(LISTED RECORDS)
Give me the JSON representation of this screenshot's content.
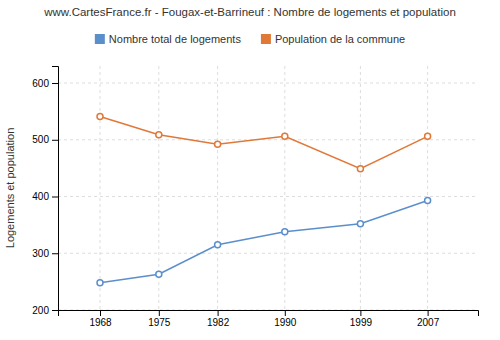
{
  "chart_data": {
    "type": "line",
    "title": "www.CartesFrance.fr - Fougax-et-Barrineuf : Nombre de logements et population",
    "y_label": "Logements et population",
    "x": [
      1968,
      1975,
      1982,
      1990,
      1999,
      2007
    ],
    "xlim": [
      1963,
      2013
    ],
    "xticks": [
      1968,
      1975,
      1982,
      1990,
      1999,
      2007
    ],
    "ylim": [
      200,
      630
    ],
    "yticks": [
      200,
      300,
      400,
      500,
      600
    ],
    "grid": true,
    "legend": "top",
    "series": [
      {
        "name": "Nombre total de logements",
        "color": "#5b8fcc",
        "marker": "circle",
        "values": [
          248,
          263,
          315,
          338,
          352,
          393
        ]
      },
      {
        "name": "Population de la commune",
        "color": "#e07838",
        "marker": "circle",
        "values": [
          541,
          509,
          492,
          506,
          449,
          506
        ]
      }
    ]
  }
}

(THE REQUEST) Copy every record character for character. Skip the pictures.

(ANSWER FOR THE TASK)
Give me the JSON representation of this screenshot's content.
{
  "chart_data": {
    "type": "line",
    "title": "www.CartesFrance.fr - Fougax-et-Barrineuf : Nombre de logements et population",
    "y_label": "Logements et population",
    "x": [
      1968,
      1975,
      1982,
      1990,
      1999,
      2007
    ],
    "xlim": [
      1963,
      2013
    ],
    "xticks": [
      1968,
      1975,
      1982,
      1990,
      1999,
      2007
    ],
    "ylim": [
      200,
      630
    ],
    "yticks": [
      200,
      300,
      400,
      500,
      600
    ],
    "grid": true,
    "legend": "top",
    "series": [
      {
        "name": "Nombre total de logements",
        "color": "#5b8fcc",
        "marker": "circle",
        "values": [
          248,
          263,
          315,
          338,
          352,
          393
        ]
      },
      {
        "name": "Population de la commune",
        "color": "#e07838",
        "marker": "circle",
        "values": [
          541,
          509,
          492,
          506,
          449,
          506
        ]
      }
    ]
  }
}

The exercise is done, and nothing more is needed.